• [Task details]: Transcribe the records that follow in their entirety, omitting any pictures.

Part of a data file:
━━━━━━━━━━
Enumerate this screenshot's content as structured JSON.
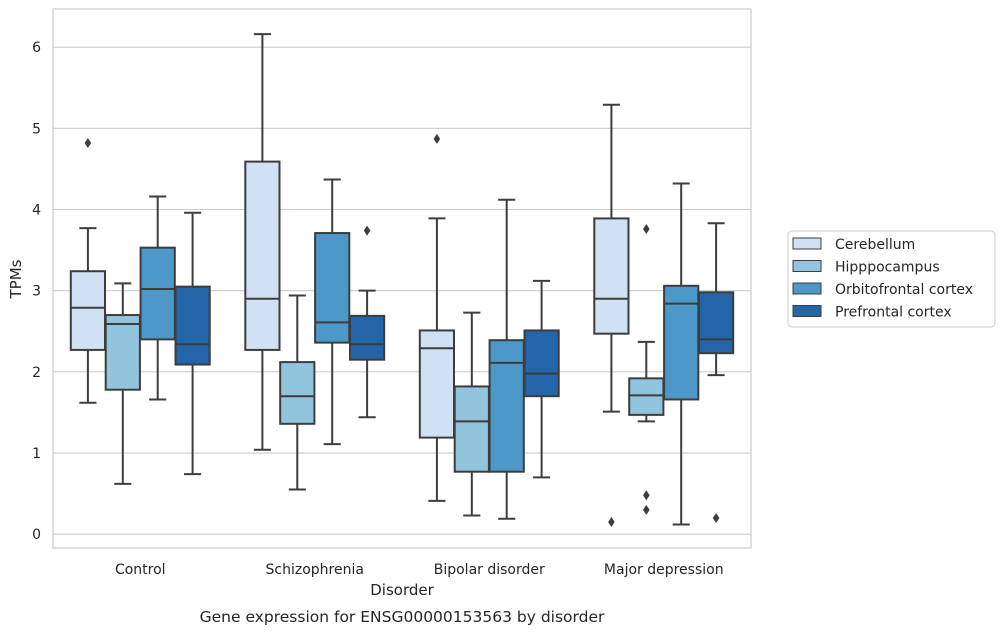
{
  "chart_data": {
    "type": "boxplot",
    "caption": "Gene expression for ENSG00000153563 by disorder",
    "xlabel": "Disorder",
    "ylabel": "TPMs",
    "ylim": [
      -0.17,
      6.47
    ],
    "yticks": [
      0,
      1,
      2,
      3,
      4,
      5,
      6
    ],
    "categories": [
      "Control",
      "Schizophrenia",
      "Bipolar disorder",
      "Major depression"
    ],
    "grid": "horizontal",
    "legend_position": "right",
    "series": [
      {
        "name": "Cerebellum",
        "color": "#cfe1f2",
        "boxes": [
          {
            "whislo": 1.62,
            "q1": 2.27,
            "med": 2.79,
            "q3": 3.24,
            "whishi": 3.77,
            "fliers": [
              4.82
            ]
          },
          {
            "whislo": 1.04,
            "q1": 2.27,
            "med": 2.9,
            "q3": 4.59,
            "whishi": 6.16,
            "fliers": []
          },
          {
            "whislo": 0.41,
            "q1": 1.19,
            "med": 2.29,
            "q3": 2.51,
            "whishi": 3.89,
            "fliers": [
              4.87
            ]
          },
          {
            "whislo": 1.51,
            "q1": 2.47,
            "med": 2.9,
            "q3": 3.89,
            "whishi": 5.29,
            "fliers": [
              0.15
            ]
          }
        ]
      },
      {
        "name": "Hipppocampus",
        "color": "#93c4de",
        "boxes": [
          {
            "whislo": 0.62,
            "q1": 1.78,
            "med": 2.59,
            "q3": 2.7,
            "whishi": 3.09,
            "fliers": []
          },
          {
            "whislo": 0.55,
            "q1": 1.36,
            "med": 1.7,
            "q3": 2.12,
            "whishi": 2.94,
            "fliers": []
          },
          {
            "whislo": 0.23,
            "q1": 0.77,
            "med": 1.39,
            "q3": 1.82,
            "whishi": 2.73,
            "fliers": []
          },
          {
            "whislo": 1.39,
            "q1": 1.47,
            "med": 1.71,
            "q3": 1.92,
            "whishi": 2.37,
            "fliers": [
              0.3,
              0.48,
              3.76
            ]
          }
        ]
      },
      {
        "name": "Orbitofrontal cortex",
        "color": "#4b98c9",
        "boxes": [
          {
            "whislo": 1.66,
            "q1": 2.4,
            "med": 3.02,
            "q3": 3.53,
            "whishi": 4.16,
            "fliers": []
          },
          {
            "whislo": 1.11,
            "q1": 2.36,
            "med": 2.61,
            "q3": 3.71,
            "whishi": 4.37,
            "fliers": []
          },
          {
            "whislo": 0.19,
            "q1": 0.77,
            "med": 2.11,
            "q3": 2.39,
            "whishi": 4.12,
            "fliers": []
          },
          {
            "whislo": 0.12,
            "q1": 1.66,
            "med": 2.84,
            "q3": 3.06,
            "whishi": 4.32,
            "fliers": []
          }
        ]
      },
      {
        "name": "Prefrontal cortex",
        "color": "#2464a8",
        "boxes": [
          {
            "whislo": 0.74,
            "q1": 2.09,
            "med": 2.34,
            "q3": 3.05,
            "whishi": 3.96,
            "fliers": []
          },
          {
            "whislo": 1.44,
            "q1": 2.15,
            "med": 2.34,
            "q3": 2.69,
            "whishi": 3.0,
            "fliers": [
              3.74
            ]
          },
          {
            "whislo": 0.7,
            "q1": 1.7,
            "med": 1.98,
            "q3": 2.51,
            "whishi": 3.12,
            "fliers": []
          },
          {
            "whislo": 1.96,
            "q1": 2.23,
            "med": 2.4,
            "q3": 2.98,
            "whishi": 3.83,
            "fliers": [
              0.2
            ]
          }
        ]
      }
    ]
  }
}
━━━━━━━━━━
• [Task answer]:
Enumerate this screenshot's content as structured JSON.
{
  "chart_data": {
    "type": "boxplot",
    "caption": "Gene expression for ENSG00000153563 by disorder",
    "xlabel": "Disorder",
    "ylabel": "TPMs",
    "ylim": [
      -0.17,
      6.47
    ],
    "yticks": [
      0,
      1,
      2,
      3,
      4,
      5,
      6
    ],
    "categories": [
      "Control",
      "Schizophrenia",
      "Bipolar disorder",
      "Major depression"
    ],
    "grid": "horizontal",
    "legend_position": "right",
    "series": [
      {
        "name": "Cerebellum",
        "color": "#cfe1f2",
        "boxes": [
          {
            "whislo": 1.62,
            "q1": 2.27,
            "med": 2.79,
            "q3": 3.24,
            "whishi": 3.77,
            "fliers": [
              4.82
            ]
          },
          {
            "whislo": 1.04,
            "q1": 2.27,
            "med": 2.9,
            "q3": 4.59,
            "whishi": 6.16,
            "fliers": []
          },
          {
            "whislo": 0.41,
            "q1": 1.19,
            "med": 2.29,
            "q3": 2.51,
            "whishi": 3.89,
            "fliers": [
              4.87
            ]
          },
          {
            "whislo": 1.51,
            "q1": 2.47,
            "med": 2.9,
            "q3": 3.89,
            "whishi": 5.29,
            "fliers": [
              0.15
            ]
          }
        ]
      },
      {
        "name": "Hipppocampus",
        "color": "#93c4de",
        "boxes": [
          {
            "whislo": 0.62,
            "q1": 1.78,
            "med": 2.59,
            "q3": 2.7,
            "whishi": 3.09,
            "fliers": []
          },
          {
            "whislo": 0.55,
            "q1": 1.36,
            "med": 1.7,
            "q3": 2.12,
            "whishi": 2.94,
            "fliers": []
          },
          {
            "whislo": 0.23,
            "q1": 0.77,
            "med": 1.39,
            "q3": 1.82,
            "whishi": 2.73,
            "fliers": []
          },
          {
            "whislo": 1.39,
            "q1": 1.47,
            "med": 1.71,
            "q3": 1.92,
            "whishi": 2.37,
            "fliers": [
              0.3,
              0.48,
              3.76
            ]
          }
        ]
      },
      {
        "name": "Orbitofrontal cortex",
        "color": "#4b98c9",
        "boxes": [
          {
            "whislo": 1.66,
            "q1": 2.4,
            "med": 3.02,
            "q3": 3.53,
            "whishi": 4.16,
            "fliers": []
          },
          {
            "whislo": 1.11,
            "q1": 2.36,
            "med": 2.61,
            "q3": 3.71,
            "whishi": 4.37,
            "fliers": []
          },
          {
            "whislo": 0.19,
            "q1": 0.77,
            "med": 2.11,
            "q3": 2.39,
            "whishi": 4.12,
            "fliers": []
          },
          {
            "whislo": 0.12,
            "q1": 1.66,
            "med": 2.84,
            "q3": 3.06,
            "whishi": 4.32,
            "fliers": []
          }
        ]
      },
      {
        "name": "Prefrontal cortex",
        "color": "#2464a8",
        "boxes": [
          {
            "whislo": 0.74,
            "q1": 2.09,
            "med": 2.34,
            "q3": 3.05,
            "whishi": 3.96,
            "fliers": []
          },
          {
            "whislo": 1.44,
            "q1": 2.15,
            "med": 2.34,
            "q3": 2.69,
            "whishi": 3.0,
            "fliers": [
              3.74
            ]
          },
          {
            "whislo": 0.7,
            "q1": 1.7,
            "med": 1.98,
            "q3": 2.51,
            "whishi": 3.12,
            "fliers": []
          },
          {
            "whislo": 1.96,
            "q1": 2.23,
            "med": 2.4,
            "q3": 2.98,
            "whishi": 3.83,
            "fliers": [
              0.2
            ]
          }
        ]
      }
    ]
  }
}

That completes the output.